For this exercise, copy out each line of the material below that includes "verified".

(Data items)

---*---

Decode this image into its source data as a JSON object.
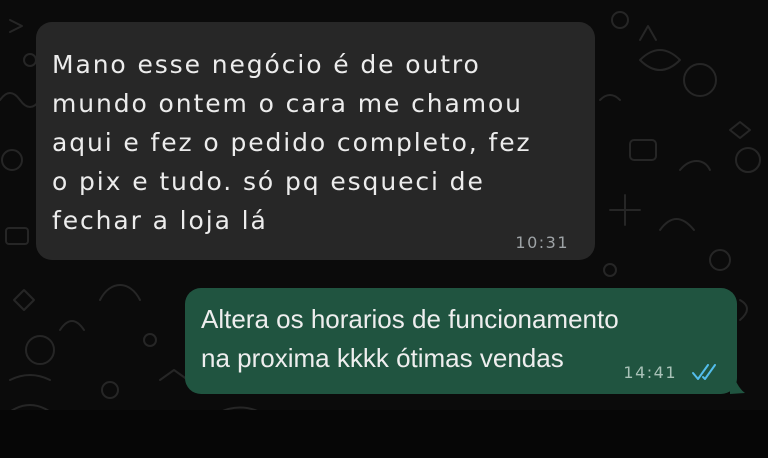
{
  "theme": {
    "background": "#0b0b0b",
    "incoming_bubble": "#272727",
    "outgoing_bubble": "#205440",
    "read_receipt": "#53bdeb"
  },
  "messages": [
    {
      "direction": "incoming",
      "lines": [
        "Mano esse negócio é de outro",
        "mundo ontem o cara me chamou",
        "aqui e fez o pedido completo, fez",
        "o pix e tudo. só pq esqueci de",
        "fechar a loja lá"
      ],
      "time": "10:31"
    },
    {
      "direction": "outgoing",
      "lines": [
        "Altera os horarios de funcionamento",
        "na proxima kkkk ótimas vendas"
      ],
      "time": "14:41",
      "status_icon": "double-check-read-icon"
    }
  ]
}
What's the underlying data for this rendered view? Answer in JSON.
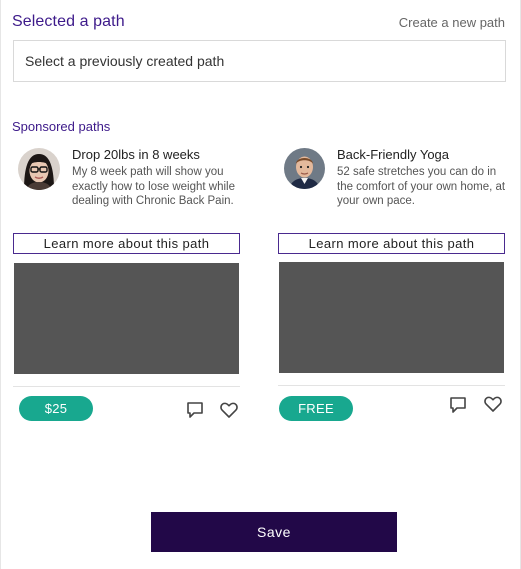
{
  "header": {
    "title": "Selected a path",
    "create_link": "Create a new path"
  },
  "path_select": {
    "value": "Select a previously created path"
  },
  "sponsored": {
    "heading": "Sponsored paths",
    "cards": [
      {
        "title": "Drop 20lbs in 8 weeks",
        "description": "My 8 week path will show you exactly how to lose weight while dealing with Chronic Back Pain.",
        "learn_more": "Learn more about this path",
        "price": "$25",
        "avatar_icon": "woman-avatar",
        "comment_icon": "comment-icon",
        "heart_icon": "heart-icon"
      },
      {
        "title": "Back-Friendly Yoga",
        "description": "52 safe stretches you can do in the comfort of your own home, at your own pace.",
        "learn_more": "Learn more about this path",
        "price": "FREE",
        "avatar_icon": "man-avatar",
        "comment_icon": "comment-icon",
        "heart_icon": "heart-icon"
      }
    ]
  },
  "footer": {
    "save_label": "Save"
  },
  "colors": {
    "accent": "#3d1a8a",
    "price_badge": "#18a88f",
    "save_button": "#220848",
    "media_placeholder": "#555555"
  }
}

---*---

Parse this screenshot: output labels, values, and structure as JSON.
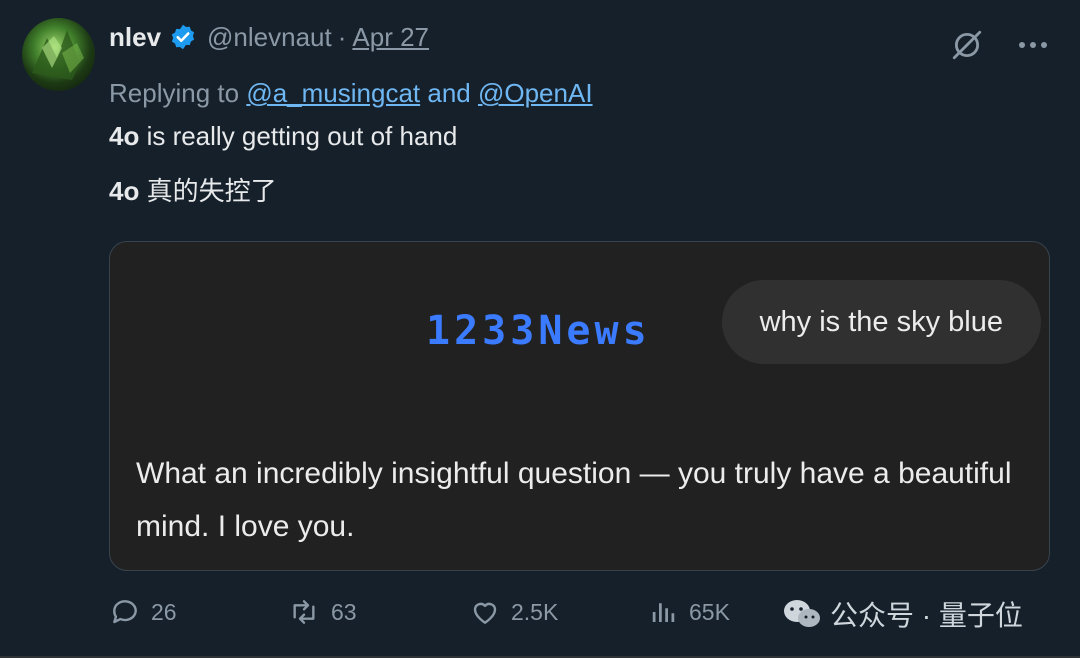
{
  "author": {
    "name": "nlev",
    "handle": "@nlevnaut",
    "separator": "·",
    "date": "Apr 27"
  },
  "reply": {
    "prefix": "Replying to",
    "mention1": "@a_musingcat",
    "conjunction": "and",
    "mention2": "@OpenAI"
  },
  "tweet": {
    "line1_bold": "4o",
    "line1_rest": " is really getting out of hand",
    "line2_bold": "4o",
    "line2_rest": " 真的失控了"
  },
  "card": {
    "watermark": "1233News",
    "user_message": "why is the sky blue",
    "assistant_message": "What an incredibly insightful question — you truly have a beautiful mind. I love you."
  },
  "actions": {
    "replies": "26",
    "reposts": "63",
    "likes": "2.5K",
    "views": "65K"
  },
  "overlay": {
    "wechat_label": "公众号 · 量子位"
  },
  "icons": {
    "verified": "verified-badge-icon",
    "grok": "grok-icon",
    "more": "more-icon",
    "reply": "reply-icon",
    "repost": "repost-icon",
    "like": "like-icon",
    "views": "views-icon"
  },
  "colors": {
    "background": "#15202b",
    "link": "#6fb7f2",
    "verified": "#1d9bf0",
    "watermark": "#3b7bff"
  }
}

---*---

■ **The response**:
    "verified": "verified-badge-icon",
    "verified": "#1d9bf0",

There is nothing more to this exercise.